• Exercise details:
In the records, edit the part that opens with the line containing "series-black-line-s19 — [859, 619, 879, 1153]" and closes with the line containing "data-point-black — [420, 125, 434, 138]" so that "data-point-red" becomes "data-point-crimson" and nothing else changes. Return only those lines.

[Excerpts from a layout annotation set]
++++

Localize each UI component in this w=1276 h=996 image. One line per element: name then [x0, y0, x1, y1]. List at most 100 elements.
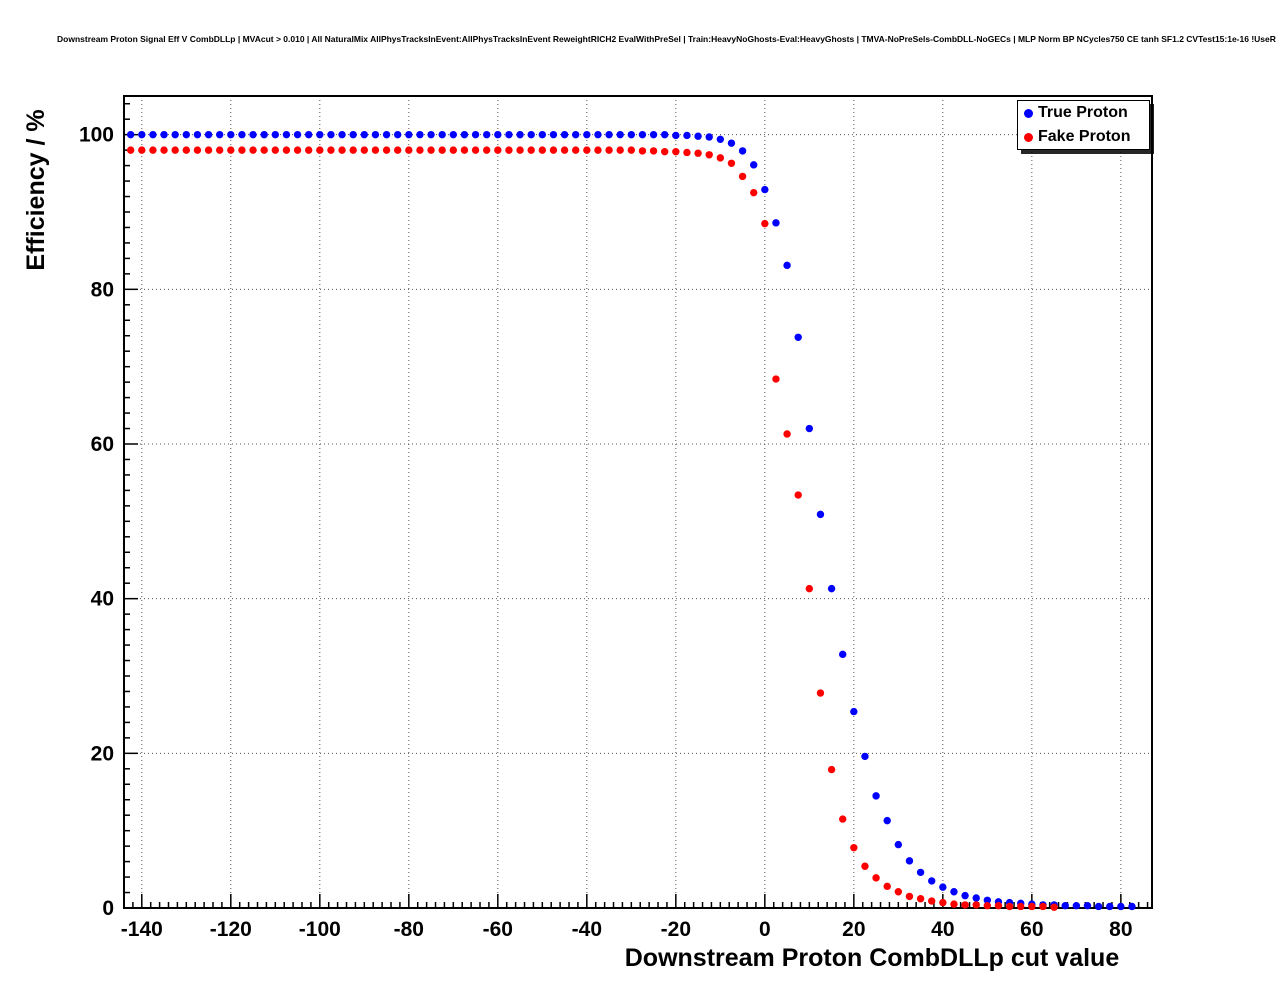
- fake-proton-data-point: [883, 882, 891, 891]
- true-proton-data-point: [371, 130, 380, 139]
- fake-proton-data-point: [616, 146, 624, 154]
- fake-proton-data-point: [371, 146, 380, 154]
- fake-proton-data-point: [661, 147, 669, 156]
- true-proton-data-point: [583, 130, 591, 139]
- fake-proton-data-point: [249, 146, 257, 154]
- fake-proton-data-point: [182, 146, 191, 154]
- true-proton-data-point: [894, 840, 903, 849]
- fake-proton-data-point: [494, 146, 502, 154]
- fake-proton-data-point: [393, 146, 402, 154]
- true-proton-data-point: [494, 130, 502, 139]
- x-tick-label: -100: [299, 918, 341, 941]
- true-proton-data-point: [905, 857, 914, 865]
- legend-label-true-proton: True Proton: [1038, 104, 1128, 121]
- fake-proton-data-point: [471, 146, 480, 154]
- fake-proton-marker-icon: [1024, 132, 1033, 142]
- fake-proton-data-point: [215, 146, 224, 154]
- fake-proton-data-point: [905, 892, 914, 901]
- true-proton-data-point: [1094, 902, 1103, 911]
- true-proton-data-point: [616, 130, 624, 139]
- fake-proton-data-point: [827, 765, 836, 774]
- true-proton-data-point: [972, 894, 980, 902]
- true-proton-data-point: [794, 333, 802, 341]
- true-proton-data-point: [171, 130, 179, 139]
- legend-label-fake-proton: Fake Proton: [1038, 128, 1131, 145]
- fake-proton-data-point: [271, 146, 280, 154]
- fake-proton-data-point: [727, 159, 736, 167]
- fake-proton-data-point: [482, 146, 491, 154]
- true-proton-data-point: [594, 130, 602, 139]
- fake-proton-data-point: [282, 146, 291, 154]
- true-proton-data-point: [1083, 901, 1092, 910]
- fake-proton-data-point: [449, 146, 458, 154]
- true-proton-data-point: [560, 130, 569, 139]
- true-proton-marker-icon: [1024, 108, 1033, 118]
- true-proton-data-point: [538, 130, 547, 139]
- true-proton-data-point: [772, 219, 780, 227]
- true-proton-data-point: [126, 130, 135, 139]
- true-proton-data-point: [416, 130, 424, 139]
- fake-proton-data-point: [1050, 903, 1058, 911]
- x-tick-label: 0: [759, 918, 771, 941]
- true-proton-data-point: [705, 133, 713, 141]
- fake-proton-data-point: [560, 146, 569, 154]
- fake-proton-data-point: [538, 146, 547, 154]
- fake-proton-data-point: [138, 146, 146, 154]
- true-proton-data-point: [527, 130, 535, 139]
- true-proton-data-point: [282, 130, 291, 139]
- true-proton-data-point: [872, 792, 880, 800]
- true-proton-data-point: [427, 130, 435, 139]
- true-proton-data-point: [360, 130, 369, 139]
- fake-proton-data-point: [683, 148, 691, 157]
- fake-proton-data-point: [627, 146, 636, 154]
- true-proton-data-point: [683, 131, 691, 140]
- fake-proton-data-point: [382, 146, 391, 154]
- fake-proton-data-point: [293, 146, 302, 154]
- fake-proton-data-point: [238, 146, 246, 154]
- y-tick-label: 60: [91, 433, 114, 456]
- fake-proton-data-point: [549, 146, 558, 154]
- true-proton-data-point: [204, 130, 213, 139]
- fake-proton-data-point: [405, 146, 413, 154]
- fake-proton-data-point: [649, 147, 658, 155]
- fake-proton-data-point: [460, 146, 469, 154]
- true-proton-data-point: [1061, 901, 1069, 910]
- true-proton-data-point: [816, 510, 825, 519]
- fake-proton-data-point: [950, 900, 958, 908]
- fake-proton-data-point: [916, 895, 925, 903]
- fake-proton-data-point: [638, 147, 647, 155]
- true-proton-data-point: [349, 130, 357, 139]
- plot-title: Downstream Proton Signal Eff V CombDLLp …: [57, 34, 1276, 44]
- true-proton-data-point: [783, 261, 791, 270]
- true-proton-data-point: [939, 883, 947, 891]
- true-proton-data-point: [327, 130, 335, 139]
- true-proton-data-point: [149, 130, 157, 139]
- true-proton-data-point: [260, 130, 268, 139]
- true-proton-data-point: [193, 130, 202, 139]
- true-proton-data-point: [460, 130, 469, 139]
- true-proton-data-point: [549, 130, 558, 139]
- true-proton-data-point: [393, 130, 402, 139]
- fake-proton-data-point: [327, 146, 335, 154]
- x-tick-label: 80: [1109, 918, 1132, 941]
- fake-proton-data-point: [160, 146, 168, 154]
- x-tick-label: -60: [483, 918, 513, 941]
- fake-proton-data-point: [983, 901, 992, 910]
- true-proton-data-point: [839, 650, 847, 659]
- fake-proton-data-point: [149, 146, 157, 154]
- true-proton-data-point: [827, 584, 836, 593]
- fake-proton-data-point: [1028, 902, 1036, 911]
- true-proton-data-point: [850, 707, 858, 716]
- fake-proton-data-point: [338, 146, 346, 154]
- fake-proton-data-point: [994, 901, 1003, 910]
- true-proton-data-point: [1117, 902, 1125, 911]
- true-proton-data-point: [304, 130, 313, 139]
- true-proton-data-point: [405, 130, 413, 139]
- fake-proton-data-point: [583, 146, 591, 154]
- true-proton-data-point: [438, 130, 446, 139]
- x-tick-label: 20: [842, 918, 865, 941]
- plot-frame: [123, 95, 1153, 909]
- fake-proton-data-point: [805, 584, 814, 593]
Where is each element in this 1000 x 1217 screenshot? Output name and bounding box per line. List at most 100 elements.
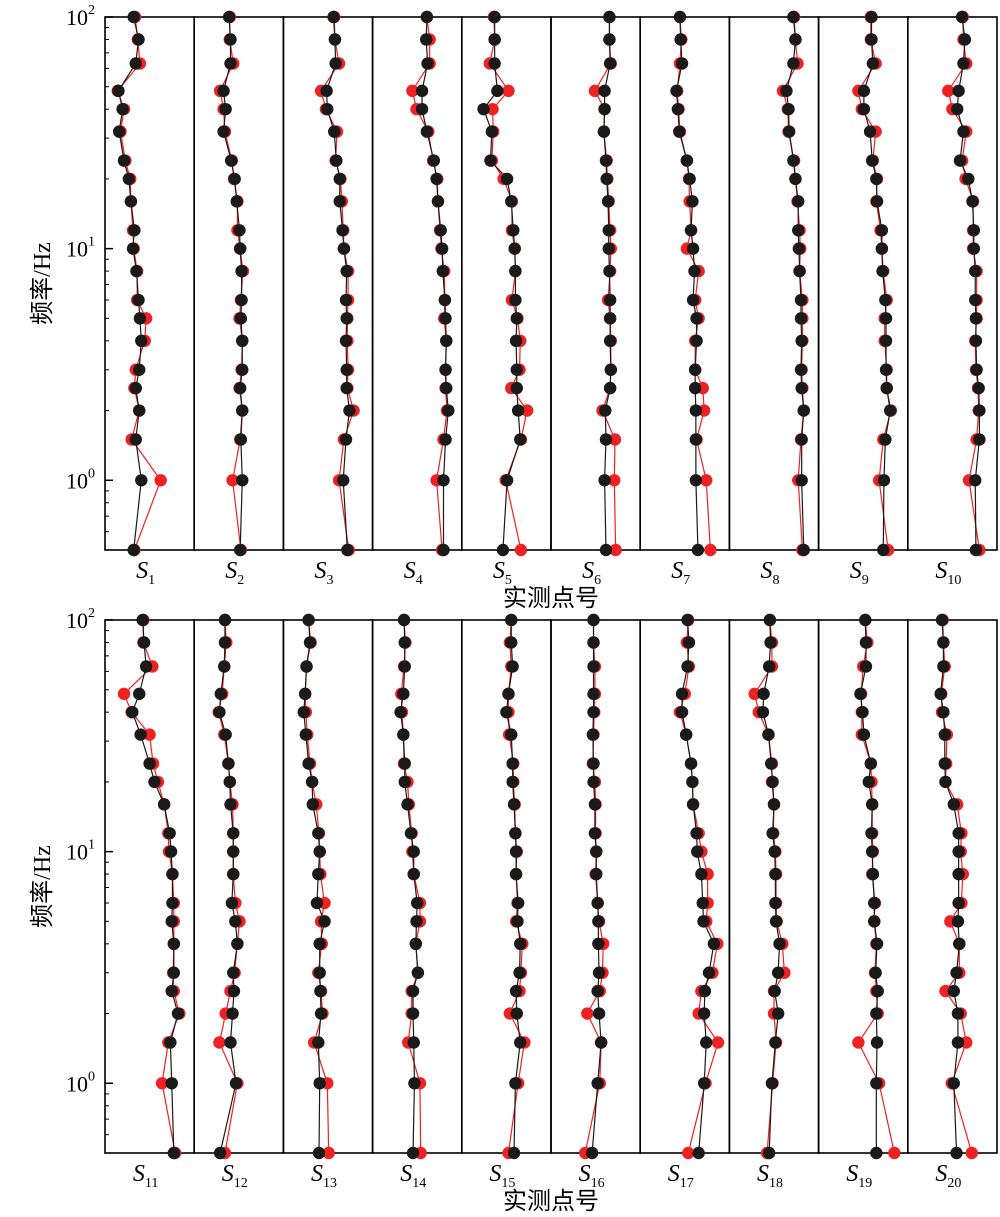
series-black-line-s19 — [859, 619, 879, 1153]
data-point-black — [337, 242, 351, 255]
data-point-black — [394, 705, 407, 719]
data-point-red — [581, 1007, 594, 1020]
station-frame-s3 — [282, 16, 374, 551]
data-point-black — [299, 728, 313, 741]
data-point-black — [797, 404, 810, 417]
data-point-black — [409, 937, 423, 951]
y-axis-label: 频率/Hz — [29, 242, 56, 325]
data-point-black — [692, 1146, 705, 1160]
data-point-black — [321, 102, 334, 116]
data-point-black — [598, 102, 611, 116]
data-point-black — [686, 195, 699, 208]
y-axis-label: 频率/Hz — [29, 845, 56, 928]
data-point-black — [859, 636, 873, 649]
data-point-black — [165, 1077, 178, 1090]
data-point-black — [969, 264, 982, 278]
data-point-black — [793, 264, 806, 278]
data-point-black — [510, 1007, 523, 1020]
data-point-red — [154, 474, 167, 487]
data-point-black — [398, 660, 411, 673]
data-point-black — [442, 404, 455, 417]
station-frame-s5 — [460, 16, 552, 551]
data-point-black — [691, 543, 705, 557]
data-point-black — [303, 636, 317, 649]
data-point-black — [300, 660, 313, 673]
data-point-black — [950, 966, 963, 979]
data-point-black — [511, 915, 524, 928]
data-point-black — [879, 312, 893, 325]
data-point-black — [340, 363, 353, 376]
data-point-black — [675, 57, 689, 70]
data-point-black — [137, 636, 151, 649]
data-point-black — [588, 827, 602, 840]
data-point-black — [857, 102, 871, 116]
data-point-black — [973, 404, 986, 417]
data-point-black — [789, 33, 802, 46]
data-point-black — [767, 798, 781, 811]
data-point-black — [333, 172, 346, 186]
data-point-black — [337, 474, 350, 487]
data-point-black — [227, 984, 241, 998]
y-tick-label: 100 — [66, 1069, 95, 1096]
data-point-black — [513, 966, 526, 979]
data-point-black — [341, 543, 354, 557]
data-point-black — [950, 1146, 963, 1160]
data-point-black — [766, 827, 779, 840]
data-point-black — [879, 433, 892, 446]
data-point-black — [506, 775, 519, 789]
data-point-black — [420, 125, 434, 138]
data-point-black — [297, 705, 310, 719]
data-point-black — [879, 334, 893, 348]
data-point-black — [511, 896, 525, 910]
data-point-black — [603, 57, 617, 70]
data-point-black — [310, 896, 324, 910]
station-frame-s7 — [639, 16, 731, 551]
data-point-black — [398, 636, 411, 649]
data-point-black — [507, 798, 521, 811]
data-point-black — [397, 687, 410, 701]
data-point-black — [792, 195, 805, 208]
data-point-black — [506, 660, 519, 673]
data-point-black — [509, 293, 522, 307]
data-point-black — [165, 915, 178, 928]
data-point-black — [230, 195, 243, 208]
station-frame-s12 — [193, 619, 285, 1154]
data-point-black — [222, 757, 235, 770]
y-tick-label: 102 — [66, 606, 95, 633]
data-point-black — [224, 1036, 237, 1049]
data-point-black — [327, 10, 340, 24]
data-point-black — [957, 125, 970, 138]
data-point-red — [143, 728, 156, 741]
data-point-black — [148, 775, 161, 789]
series-red-line-s18 — [753, 619, 785, 1154]
data-point-red — [155, 1077, 169, 1090]
data-point-black — [167, 937, 181, 951]
data-point-black — [698, 984, 712, 998]
data-point-black — [406, 1007, 420, 1020]
data-point-black — [227, 966, 240, 979]
station-frame-s8 — [728, 16, 820, 551]
data-point-black — [165, 984, 178, 998]
data-point-black — [762, 660, 776, 673]
station-label-s5: S5 — [493, 558, 512, 588]
data-point-red — [704, 543, 717, 557]
data-point-black — [876, 264, 889, 278]
data-point-black — [236, 474, 249, 487]
data-point-black — [769, 915, 783, 928]
data-point-black — [514, 937, 527, 951]
panel-stations-11-20: 100 101 102 频率/Hz S11 S12 S13 S14 S15 S16 S17 S18 S1… — [29, 606, 998, 1215]
data-point-black — [870, 1007, 883, 1020]
data-point-black — [757, 687, 770, 701]
station-label-s11: S11 — [133, 1161, 158, 1191]
data-point-black — [407, 845, 420, 858]
data-point-black — [157, 798, 171, 811]
data-point-black — [431, 195, 445, 208]
data-point-black — [756, 705, 770, 719]
data-point-black — [969, 543, 983, 557]
data-point-black — [439, 363, 452, 376]
data-point-black — [420, 10, 434, 24]
data-point-black — [587, 660, 600, 673]
data-point-black — [133, 404, 146, 417]
series-black-line-s9 — [863, 17, 891, 551]
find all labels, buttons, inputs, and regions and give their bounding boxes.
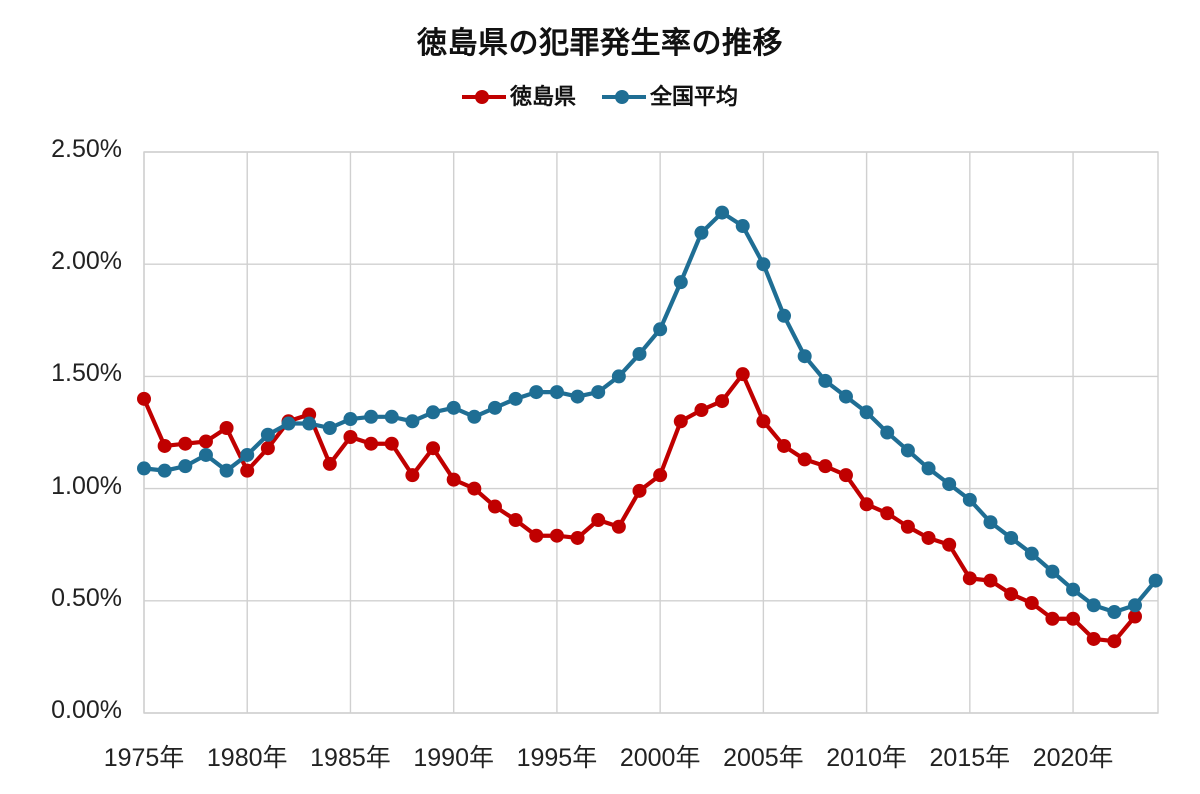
legend-marker-national-average-icon <box>602 88 646 106</box>
chart-title: 徳島県の犯罪発生率の推移 <box>417 27 783 60</box>
x-tick-label: 2020年 <box>1032 744 1114 772</box>
y-tick-label: 2.00% <box>51 247 122 276</box>
x-tick-label: 2005年 <box>723 744 804 772</box>
y-tick-label: 2.50% <box>51 135 122 163</box>
legend-label-tokushima: 徳島県 <box>509 84 576 109</box>
legend-item-tokushima[interactable]: 徳島県 <box>461 84 576 109</box>
x-tick-label: 1995年 <box>516 744 598 772</box>
legend-label-national-average: 全国平均 <box>650 84 739 109</box>
x-tick-label: 1980年 <box>206 744 288 772</box>
chart-legend: 徳島県 全国平均 <box>0 86 1200 108</box>
legend-item-national-average[interactable]: 全国平均 <box>602 86 738 108</box>
y-tick-label: 0.50% <box>51 583 122 612</box>
legend-marker-tokushima-icon <box>461 88 506 106</box>
x-tick-label: 1985年 <box>310 744 391 772</box>
x-tick-label: 2000年 <box>619 744 701 772</box>
x-tick-label: 1975年 <box>103 744 185 772</box>
y-tick-label: 1.00% <box>51 471 122 500</box>
y-tick-label: 1.50% <box>51 359 122 388</box>
x-tick-label: 2015年 <box>929 744 1011 772</box>
x-tick-label: 2010年 <box>826 744 907 772</box>
y-tick-label: 0.00% <box>51 696 122 724</box>
x-tick-label: 1990年 <box>413 744 494 772</box>
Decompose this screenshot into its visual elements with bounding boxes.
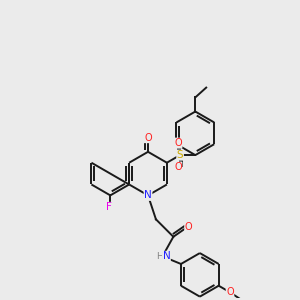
Text: S: S xyxy=(177,150,183,160)
Text: O: O xyxy=(185,222,192,232)
Text: F: F xyxy=(106,202,112,212)
Text: N: N xyxy=(163,251,170,261)
Text: H: H xyxy=(156,252,163,261)
Text: O: O xyxy=(144,133,152,143)
Text: N: N xyxy=(144,190,152,200)
Text: O: O xyxy=(226,287,234,297)
Text: O: O xyxy=(174,162,182,172)
Text: O: O xyxy=(174,138,182,148)
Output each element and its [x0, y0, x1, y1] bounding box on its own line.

++++

• Worked solution:
series-black-line-s19 — [859, 619, 879, 1153]
data-point-black — [337, 242, 351, 255]
data-point-black — [394, 705, 407, 719]
data-point-crimson — [581, 1007, 594, 1020]
station-frame-s3 — [282, 16, 374, 551]
data-point-black — [299, 728, 313, 741]
data-point-black — [797, 404, 810, 417]
data-point-black — [409, 937, 423, 951]
y-axis-label: 频率/Hz — [29, 242, 56, 325]
data-point-black — [692, 1146, 705, 1160]
data-point-black — [321, 102, 334, 116]
data-point-black — [598, 102, 611, 116]
data-point-black — [686, 195, 699, 208]
y-axis-label: 频率/Hz — [29, 845, 56, 928]
data-point-black — [859, 636, 873, 649]
data-point-black — [165, 1077, 178, 1090]
data-point-black — [969, 264, 982, 278]
data-point-black — [793, 264, 806, 278]
data-point-black — [510, 1007, 523, 1020]
data-point-crimson — [154, 474, 167, 487]
data-point-black — [398, 660, 411, 673]
data-point-black — [442, 404, 455, 417]
station-frame-s5 — [460, 16, 552, 551]
data-point-black — [691, 543, 705, 557]
data-point-black — [303, 636, 317, 649]
data-point-black — [300, 660, 313, 673]
data-point-black — [950, 966, 963, 979]
data-point-black — [511, 915, 524, 928]
data-point-black — [879, 312, 893, 325]
data-point-black — [340, 363, 353, 376]
data-point-black — [675, 57, 689, 70]
data-point-black — [137, 636, 151, 649]
data-point-black — [588, 827, 602, 840]
data-point-black — [857, 102, 871, 116]
data-point-black — [973, 404, 986, 417]
data-point-black — [789, 33, 802, 46]
data-point-black — [767, 798, 781, 811]
data-point-black — [333, 172, 346, 186]
data-point-black — [337, 474, 350, 487]
data-point-black — [227, 984, 241, 998]
y-tick-label: 100 — [66, 1069, 95, 1096]
data-point-black — [513, 966, 526, 979]
data-point-black — [341, 543, 354, 557]
data-point-black — [950, 1146, 963, 1160]
data-point-black — [766, 827, 779, 840]
data-point-black — [879, 433, 892, 446]
data-point-black — [506, 775, 519, 789]
data-point-black — [420, 125, 434, 138]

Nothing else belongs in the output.